What is being asked ▸ Copy every line of the following data that includes the string "일어나는".

[START]

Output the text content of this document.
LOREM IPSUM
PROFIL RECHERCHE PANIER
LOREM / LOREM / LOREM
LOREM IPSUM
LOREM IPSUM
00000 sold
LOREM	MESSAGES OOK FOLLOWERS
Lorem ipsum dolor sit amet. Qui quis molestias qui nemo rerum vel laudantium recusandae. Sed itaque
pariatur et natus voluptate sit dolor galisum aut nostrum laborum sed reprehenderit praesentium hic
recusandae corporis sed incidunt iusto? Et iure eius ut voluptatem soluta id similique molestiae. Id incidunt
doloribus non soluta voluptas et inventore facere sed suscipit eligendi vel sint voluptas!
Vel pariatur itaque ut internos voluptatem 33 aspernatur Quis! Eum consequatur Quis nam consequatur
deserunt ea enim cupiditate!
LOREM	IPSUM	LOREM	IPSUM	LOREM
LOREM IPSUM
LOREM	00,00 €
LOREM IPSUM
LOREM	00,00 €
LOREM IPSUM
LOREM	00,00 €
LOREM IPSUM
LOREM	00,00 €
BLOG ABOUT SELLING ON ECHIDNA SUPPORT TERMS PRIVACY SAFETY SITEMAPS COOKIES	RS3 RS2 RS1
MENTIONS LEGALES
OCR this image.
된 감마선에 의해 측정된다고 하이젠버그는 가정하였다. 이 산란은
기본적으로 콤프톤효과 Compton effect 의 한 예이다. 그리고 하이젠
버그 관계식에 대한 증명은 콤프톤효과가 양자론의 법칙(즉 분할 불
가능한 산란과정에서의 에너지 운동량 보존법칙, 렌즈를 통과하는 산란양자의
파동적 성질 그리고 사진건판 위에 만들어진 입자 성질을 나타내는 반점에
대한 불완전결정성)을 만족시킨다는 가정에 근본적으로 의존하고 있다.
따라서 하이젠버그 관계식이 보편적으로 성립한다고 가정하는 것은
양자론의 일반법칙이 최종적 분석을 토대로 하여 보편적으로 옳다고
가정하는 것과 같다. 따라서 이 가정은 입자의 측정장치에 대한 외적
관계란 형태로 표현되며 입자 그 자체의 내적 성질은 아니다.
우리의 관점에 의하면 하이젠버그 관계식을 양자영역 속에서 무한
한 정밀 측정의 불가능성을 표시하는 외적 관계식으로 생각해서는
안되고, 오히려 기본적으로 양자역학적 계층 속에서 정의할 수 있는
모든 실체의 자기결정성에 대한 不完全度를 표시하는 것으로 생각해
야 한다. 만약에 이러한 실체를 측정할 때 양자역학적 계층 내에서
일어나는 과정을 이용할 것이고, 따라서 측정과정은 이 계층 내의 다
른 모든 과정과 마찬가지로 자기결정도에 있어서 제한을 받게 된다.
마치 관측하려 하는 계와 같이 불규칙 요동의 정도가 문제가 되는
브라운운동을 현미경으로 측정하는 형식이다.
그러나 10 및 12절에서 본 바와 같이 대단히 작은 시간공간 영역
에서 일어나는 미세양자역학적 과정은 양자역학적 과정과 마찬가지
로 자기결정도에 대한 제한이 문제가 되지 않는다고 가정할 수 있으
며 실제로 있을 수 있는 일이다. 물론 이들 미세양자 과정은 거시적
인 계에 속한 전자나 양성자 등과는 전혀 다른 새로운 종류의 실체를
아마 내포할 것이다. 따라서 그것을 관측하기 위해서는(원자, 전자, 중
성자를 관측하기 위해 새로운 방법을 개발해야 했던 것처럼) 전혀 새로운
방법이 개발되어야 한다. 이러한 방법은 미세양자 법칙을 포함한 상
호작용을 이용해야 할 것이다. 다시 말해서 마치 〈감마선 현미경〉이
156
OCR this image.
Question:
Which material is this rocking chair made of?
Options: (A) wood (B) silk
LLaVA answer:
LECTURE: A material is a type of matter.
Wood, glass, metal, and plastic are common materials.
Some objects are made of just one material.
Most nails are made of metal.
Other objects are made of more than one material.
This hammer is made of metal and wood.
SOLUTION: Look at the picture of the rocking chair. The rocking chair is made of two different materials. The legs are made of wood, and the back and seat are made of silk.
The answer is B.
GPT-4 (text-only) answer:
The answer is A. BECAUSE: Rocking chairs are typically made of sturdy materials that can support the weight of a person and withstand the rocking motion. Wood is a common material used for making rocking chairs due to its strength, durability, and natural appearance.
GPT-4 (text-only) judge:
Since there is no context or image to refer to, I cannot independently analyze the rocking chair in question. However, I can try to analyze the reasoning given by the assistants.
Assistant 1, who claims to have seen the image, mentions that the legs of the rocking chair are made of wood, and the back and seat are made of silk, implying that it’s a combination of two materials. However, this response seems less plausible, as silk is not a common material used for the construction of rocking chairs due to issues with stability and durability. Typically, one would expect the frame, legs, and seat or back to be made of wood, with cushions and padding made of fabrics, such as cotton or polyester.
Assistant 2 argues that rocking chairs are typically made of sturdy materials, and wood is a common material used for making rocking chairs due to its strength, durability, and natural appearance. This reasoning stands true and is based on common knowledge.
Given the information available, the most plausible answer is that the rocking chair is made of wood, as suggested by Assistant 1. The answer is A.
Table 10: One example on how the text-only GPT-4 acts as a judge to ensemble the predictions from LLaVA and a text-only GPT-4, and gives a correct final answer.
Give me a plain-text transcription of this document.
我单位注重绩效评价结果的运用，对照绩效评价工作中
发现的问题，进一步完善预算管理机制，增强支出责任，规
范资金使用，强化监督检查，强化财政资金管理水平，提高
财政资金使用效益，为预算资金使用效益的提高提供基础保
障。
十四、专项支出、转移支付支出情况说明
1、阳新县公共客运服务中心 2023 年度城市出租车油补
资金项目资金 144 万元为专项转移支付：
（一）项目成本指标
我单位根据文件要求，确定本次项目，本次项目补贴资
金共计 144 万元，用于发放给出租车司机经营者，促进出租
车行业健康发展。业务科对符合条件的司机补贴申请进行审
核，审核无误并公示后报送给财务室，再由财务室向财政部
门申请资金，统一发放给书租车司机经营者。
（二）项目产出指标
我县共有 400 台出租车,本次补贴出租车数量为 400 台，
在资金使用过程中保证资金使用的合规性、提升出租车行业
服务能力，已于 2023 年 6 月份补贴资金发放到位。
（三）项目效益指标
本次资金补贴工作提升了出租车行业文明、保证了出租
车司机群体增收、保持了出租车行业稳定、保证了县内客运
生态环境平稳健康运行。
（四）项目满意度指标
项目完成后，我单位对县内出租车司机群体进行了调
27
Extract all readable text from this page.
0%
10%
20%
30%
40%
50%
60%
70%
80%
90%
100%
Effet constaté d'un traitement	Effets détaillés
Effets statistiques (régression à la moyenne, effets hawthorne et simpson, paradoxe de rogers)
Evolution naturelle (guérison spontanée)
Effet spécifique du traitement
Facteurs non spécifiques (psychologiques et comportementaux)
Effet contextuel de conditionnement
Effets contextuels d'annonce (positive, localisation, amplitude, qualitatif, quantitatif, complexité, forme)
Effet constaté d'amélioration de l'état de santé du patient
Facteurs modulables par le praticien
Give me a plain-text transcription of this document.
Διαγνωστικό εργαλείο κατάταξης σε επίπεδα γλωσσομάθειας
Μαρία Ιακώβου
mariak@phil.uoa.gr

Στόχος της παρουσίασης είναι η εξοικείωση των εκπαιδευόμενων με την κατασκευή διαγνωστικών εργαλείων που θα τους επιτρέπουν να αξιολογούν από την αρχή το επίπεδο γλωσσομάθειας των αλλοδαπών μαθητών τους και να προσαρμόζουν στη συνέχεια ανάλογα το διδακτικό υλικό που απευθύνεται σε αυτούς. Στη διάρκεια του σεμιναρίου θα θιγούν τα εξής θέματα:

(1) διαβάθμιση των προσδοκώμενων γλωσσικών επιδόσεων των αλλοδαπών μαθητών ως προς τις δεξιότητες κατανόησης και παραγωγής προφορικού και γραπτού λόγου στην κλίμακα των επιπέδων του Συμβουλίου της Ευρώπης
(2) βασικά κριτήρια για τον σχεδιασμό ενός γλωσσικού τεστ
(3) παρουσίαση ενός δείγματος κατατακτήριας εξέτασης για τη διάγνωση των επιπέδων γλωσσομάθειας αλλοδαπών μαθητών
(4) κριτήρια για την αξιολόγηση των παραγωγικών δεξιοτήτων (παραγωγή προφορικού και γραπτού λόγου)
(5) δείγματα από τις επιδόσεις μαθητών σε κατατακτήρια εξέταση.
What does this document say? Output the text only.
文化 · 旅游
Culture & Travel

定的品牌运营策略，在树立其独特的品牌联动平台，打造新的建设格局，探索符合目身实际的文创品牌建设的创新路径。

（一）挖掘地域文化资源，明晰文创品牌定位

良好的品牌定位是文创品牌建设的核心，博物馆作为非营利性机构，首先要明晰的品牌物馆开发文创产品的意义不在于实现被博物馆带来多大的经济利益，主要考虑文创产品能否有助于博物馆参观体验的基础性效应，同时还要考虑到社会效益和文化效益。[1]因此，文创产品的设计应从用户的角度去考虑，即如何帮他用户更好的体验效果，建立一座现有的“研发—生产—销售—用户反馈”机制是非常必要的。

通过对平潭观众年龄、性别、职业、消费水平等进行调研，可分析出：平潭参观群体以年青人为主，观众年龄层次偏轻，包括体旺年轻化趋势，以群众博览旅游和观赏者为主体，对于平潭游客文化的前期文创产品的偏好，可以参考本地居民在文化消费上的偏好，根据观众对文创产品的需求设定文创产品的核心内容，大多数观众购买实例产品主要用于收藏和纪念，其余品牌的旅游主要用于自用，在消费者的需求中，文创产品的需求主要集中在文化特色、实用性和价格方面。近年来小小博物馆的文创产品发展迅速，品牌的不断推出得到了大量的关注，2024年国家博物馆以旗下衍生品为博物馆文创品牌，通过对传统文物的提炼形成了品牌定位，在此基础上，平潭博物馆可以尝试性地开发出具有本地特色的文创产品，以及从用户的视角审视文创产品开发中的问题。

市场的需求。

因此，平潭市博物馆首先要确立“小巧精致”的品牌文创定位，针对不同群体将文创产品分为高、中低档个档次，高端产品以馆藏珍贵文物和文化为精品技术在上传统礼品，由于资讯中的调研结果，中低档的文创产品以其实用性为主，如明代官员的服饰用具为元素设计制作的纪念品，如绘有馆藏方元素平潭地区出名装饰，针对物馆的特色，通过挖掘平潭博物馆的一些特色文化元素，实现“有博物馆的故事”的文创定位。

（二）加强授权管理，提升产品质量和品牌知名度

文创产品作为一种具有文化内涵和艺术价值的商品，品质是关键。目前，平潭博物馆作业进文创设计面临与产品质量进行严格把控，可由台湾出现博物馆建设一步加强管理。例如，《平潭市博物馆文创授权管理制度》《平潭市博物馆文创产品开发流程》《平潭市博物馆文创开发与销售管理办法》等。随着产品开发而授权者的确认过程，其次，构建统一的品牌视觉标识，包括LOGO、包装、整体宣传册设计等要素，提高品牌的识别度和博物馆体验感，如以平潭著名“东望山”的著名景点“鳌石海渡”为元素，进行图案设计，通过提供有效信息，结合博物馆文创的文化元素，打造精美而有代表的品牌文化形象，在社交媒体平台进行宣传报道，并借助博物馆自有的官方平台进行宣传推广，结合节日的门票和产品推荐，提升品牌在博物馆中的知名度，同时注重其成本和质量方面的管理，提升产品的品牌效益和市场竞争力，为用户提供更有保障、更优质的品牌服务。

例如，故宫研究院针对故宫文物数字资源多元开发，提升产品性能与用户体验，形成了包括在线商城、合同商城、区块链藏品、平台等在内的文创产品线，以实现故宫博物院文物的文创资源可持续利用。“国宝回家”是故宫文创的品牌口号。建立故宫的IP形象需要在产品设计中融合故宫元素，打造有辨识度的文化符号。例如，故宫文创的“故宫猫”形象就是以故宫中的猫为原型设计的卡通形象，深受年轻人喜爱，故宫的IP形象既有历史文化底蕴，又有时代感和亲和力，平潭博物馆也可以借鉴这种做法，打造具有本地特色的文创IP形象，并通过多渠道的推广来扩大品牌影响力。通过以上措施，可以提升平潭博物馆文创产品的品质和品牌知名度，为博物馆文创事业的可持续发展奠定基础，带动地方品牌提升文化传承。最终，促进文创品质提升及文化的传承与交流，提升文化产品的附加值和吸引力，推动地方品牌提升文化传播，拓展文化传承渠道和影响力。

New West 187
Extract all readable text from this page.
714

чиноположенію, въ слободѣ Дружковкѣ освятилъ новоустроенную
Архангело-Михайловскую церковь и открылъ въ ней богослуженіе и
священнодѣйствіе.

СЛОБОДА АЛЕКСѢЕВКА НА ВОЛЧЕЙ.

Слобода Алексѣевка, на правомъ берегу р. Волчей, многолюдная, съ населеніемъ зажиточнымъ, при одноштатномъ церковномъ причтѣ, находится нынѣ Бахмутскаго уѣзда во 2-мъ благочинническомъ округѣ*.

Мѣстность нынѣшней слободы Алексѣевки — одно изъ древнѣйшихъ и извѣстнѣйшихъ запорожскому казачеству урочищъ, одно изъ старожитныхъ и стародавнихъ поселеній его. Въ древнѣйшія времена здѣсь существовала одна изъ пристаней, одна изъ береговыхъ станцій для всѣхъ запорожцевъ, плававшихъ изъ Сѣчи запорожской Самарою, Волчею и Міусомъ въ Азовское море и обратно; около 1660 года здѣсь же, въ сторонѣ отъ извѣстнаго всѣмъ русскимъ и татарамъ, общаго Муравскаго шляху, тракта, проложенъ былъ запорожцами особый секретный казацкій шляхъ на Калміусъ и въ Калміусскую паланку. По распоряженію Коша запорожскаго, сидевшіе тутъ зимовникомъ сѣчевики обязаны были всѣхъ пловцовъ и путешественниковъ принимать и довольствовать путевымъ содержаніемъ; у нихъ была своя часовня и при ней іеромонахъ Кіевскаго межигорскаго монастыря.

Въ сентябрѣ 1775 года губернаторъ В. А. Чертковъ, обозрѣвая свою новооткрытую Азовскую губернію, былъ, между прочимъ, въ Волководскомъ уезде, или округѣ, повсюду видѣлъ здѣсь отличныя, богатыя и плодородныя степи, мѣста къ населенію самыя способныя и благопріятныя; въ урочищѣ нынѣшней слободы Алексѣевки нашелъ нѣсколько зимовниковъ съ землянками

[END]

Answer to the task ▸
일어나는 과정을 이용할 것이고, 따라서 측정과정은 이 계층 내의 다
에서 일어나는 미세양자역학적 과정은 양자역학적 과정과 마찬가지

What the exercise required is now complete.